> [REQUIREMENTS] Scan the listing that follows and report how many lines contain "Iceberg". Write the number alone.

> [DATA PROVIDED]
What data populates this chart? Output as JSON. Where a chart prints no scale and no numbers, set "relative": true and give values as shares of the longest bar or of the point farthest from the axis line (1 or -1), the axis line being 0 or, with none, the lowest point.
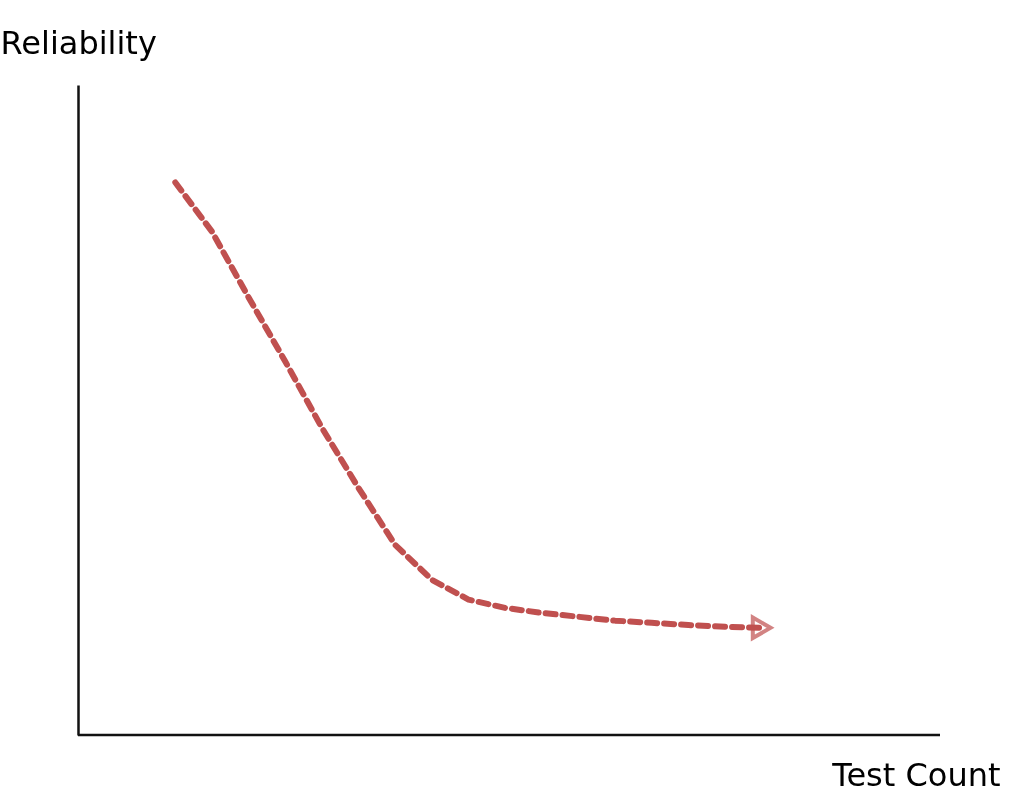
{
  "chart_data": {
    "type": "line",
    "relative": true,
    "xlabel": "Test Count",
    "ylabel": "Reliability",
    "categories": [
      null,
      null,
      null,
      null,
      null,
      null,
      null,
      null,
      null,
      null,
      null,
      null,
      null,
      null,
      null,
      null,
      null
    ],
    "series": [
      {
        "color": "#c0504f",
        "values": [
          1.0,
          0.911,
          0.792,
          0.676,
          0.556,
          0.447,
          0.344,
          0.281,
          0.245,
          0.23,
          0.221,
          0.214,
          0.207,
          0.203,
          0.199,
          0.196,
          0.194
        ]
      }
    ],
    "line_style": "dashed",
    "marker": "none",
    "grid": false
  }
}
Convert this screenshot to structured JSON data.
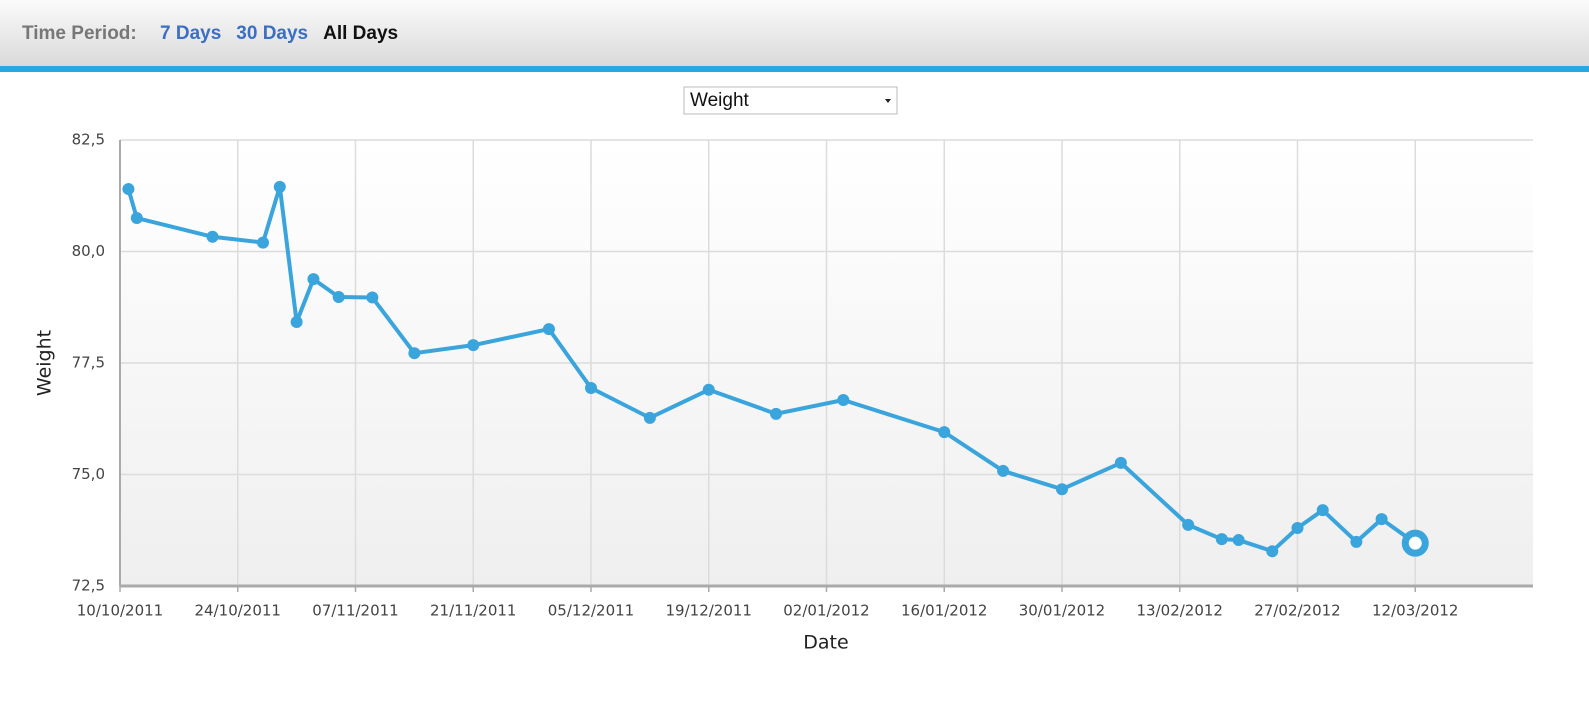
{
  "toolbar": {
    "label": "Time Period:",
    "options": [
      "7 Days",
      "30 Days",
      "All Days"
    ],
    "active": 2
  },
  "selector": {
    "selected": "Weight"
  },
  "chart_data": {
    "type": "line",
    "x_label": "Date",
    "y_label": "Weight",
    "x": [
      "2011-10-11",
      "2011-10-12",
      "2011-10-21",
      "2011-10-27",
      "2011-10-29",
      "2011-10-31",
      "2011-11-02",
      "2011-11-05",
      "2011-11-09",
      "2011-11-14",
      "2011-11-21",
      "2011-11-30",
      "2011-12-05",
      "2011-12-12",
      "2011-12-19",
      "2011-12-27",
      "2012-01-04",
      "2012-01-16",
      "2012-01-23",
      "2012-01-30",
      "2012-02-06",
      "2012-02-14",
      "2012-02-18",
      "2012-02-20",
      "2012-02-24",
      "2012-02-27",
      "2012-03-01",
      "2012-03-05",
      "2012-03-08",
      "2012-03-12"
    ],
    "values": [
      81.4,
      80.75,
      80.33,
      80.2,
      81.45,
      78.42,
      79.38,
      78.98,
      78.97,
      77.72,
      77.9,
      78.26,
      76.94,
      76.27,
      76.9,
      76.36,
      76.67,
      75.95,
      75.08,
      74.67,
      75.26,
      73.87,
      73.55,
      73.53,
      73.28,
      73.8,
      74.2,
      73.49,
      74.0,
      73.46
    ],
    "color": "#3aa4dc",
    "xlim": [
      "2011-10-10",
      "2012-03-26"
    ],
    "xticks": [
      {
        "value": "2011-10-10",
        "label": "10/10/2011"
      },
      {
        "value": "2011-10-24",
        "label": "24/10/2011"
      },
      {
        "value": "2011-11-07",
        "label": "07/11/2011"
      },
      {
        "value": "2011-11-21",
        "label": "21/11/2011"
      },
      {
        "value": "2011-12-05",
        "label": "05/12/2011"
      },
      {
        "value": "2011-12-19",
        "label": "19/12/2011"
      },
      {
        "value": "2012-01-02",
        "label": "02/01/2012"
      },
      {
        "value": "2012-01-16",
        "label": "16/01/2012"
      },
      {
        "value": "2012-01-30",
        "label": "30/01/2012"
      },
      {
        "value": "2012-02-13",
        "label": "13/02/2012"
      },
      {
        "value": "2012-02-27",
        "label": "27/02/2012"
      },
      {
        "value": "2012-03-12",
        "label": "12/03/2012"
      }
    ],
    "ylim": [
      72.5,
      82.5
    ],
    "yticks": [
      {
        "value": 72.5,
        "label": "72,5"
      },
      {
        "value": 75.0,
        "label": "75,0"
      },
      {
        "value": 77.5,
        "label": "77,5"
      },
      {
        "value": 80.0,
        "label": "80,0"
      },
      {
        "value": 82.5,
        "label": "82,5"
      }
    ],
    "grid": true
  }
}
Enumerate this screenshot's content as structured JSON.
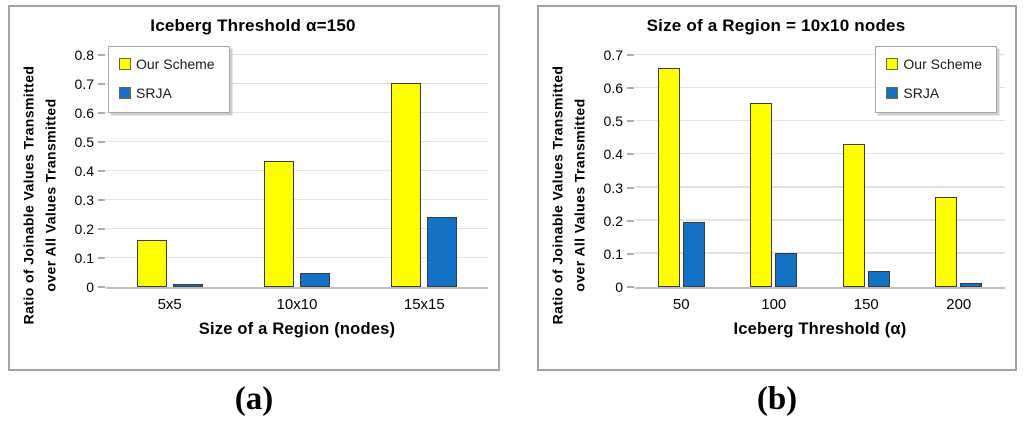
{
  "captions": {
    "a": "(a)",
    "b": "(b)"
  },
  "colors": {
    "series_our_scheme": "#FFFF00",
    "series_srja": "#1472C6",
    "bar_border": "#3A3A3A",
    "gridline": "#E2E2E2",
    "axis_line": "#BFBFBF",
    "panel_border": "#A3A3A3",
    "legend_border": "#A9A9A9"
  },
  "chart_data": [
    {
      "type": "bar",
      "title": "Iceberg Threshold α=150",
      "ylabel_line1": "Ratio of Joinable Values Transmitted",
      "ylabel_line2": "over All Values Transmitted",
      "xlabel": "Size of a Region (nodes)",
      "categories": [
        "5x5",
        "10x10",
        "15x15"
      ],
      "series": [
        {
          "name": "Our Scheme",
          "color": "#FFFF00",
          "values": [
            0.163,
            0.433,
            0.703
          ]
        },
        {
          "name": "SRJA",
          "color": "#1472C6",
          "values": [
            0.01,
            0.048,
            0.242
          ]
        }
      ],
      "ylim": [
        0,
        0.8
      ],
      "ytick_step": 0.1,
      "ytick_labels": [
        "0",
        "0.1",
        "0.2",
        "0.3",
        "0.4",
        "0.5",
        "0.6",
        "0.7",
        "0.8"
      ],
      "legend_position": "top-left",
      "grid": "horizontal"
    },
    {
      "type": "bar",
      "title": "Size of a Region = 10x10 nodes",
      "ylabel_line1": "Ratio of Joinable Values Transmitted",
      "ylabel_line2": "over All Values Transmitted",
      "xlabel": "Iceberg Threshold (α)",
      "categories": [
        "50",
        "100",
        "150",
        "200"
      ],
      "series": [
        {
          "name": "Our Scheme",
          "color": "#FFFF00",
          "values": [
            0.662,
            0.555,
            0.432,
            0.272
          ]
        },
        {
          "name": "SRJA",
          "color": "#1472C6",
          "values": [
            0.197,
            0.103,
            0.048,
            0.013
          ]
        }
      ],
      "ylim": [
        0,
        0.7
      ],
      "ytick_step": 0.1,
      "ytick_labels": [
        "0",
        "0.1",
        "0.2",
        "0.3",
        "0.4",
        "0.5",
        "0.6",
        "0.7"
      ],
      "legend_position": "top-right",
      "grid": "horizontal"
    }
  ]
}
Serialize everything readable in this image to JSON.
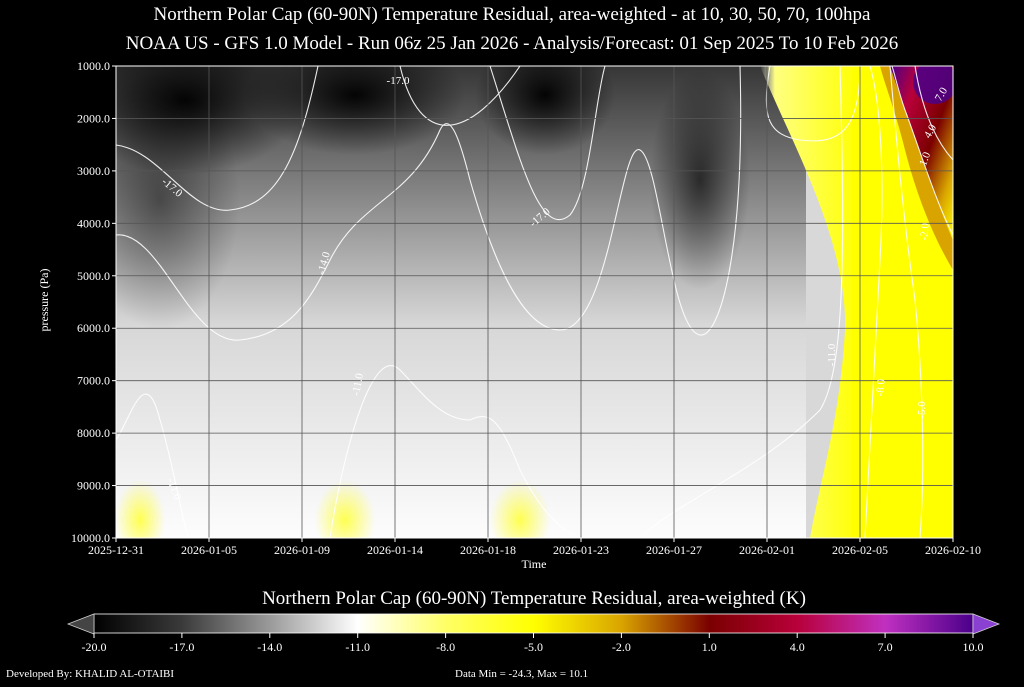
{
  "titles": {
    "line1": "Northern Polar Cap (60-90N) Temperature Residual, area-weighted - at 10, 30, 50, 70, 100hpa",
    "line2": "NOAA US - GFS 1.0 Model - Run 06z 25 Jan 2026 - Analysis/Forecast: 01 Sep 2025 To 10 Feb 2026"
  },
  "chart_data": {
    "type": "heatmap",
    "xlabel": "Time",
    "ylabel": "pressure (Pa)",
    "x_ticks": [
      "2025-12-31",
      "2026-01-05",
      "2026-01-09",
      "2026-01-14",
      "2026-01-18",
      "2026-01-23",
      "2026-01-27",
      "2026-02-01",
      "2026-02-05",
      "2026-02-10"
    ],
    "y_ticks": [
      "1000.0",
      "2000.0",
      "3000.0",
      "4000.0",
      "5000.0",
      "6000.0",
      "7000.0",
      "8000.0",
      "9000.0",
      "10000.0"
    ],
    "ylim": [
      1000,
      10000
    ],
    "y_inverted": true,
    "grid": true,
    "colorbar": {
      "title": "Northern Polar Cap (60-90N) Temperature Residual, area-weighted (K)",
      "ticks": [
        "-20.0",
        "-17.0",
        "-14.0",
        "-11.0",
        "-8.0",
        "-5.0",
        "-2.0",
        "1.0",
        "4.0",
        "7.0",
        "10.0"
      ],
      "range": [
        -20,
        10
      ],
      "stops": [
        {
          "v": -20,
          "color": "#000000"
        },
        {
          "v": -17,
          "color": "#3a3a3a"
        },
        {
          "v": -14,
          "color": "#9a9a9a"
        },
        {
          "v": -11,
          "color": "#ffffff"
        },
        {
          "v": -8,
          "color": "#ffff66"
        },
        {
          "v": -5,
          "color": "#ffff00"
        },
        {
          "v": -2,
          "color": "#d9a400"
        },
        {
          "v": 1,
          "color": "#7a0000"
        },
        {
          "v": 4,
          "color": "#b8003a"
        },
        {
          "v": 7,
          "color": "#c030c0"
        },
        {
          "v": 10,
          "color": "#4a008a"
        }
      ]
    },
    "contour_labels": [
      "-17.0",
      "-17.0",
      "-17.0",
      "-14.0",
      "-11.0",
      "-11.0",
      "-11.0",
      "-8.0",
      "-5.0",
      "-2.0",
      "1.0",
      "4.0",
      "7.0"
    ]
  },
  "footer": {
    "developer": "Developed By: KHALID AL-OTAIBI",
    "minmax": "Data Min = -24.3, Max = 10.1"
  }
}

> [FINAL RESULT] 2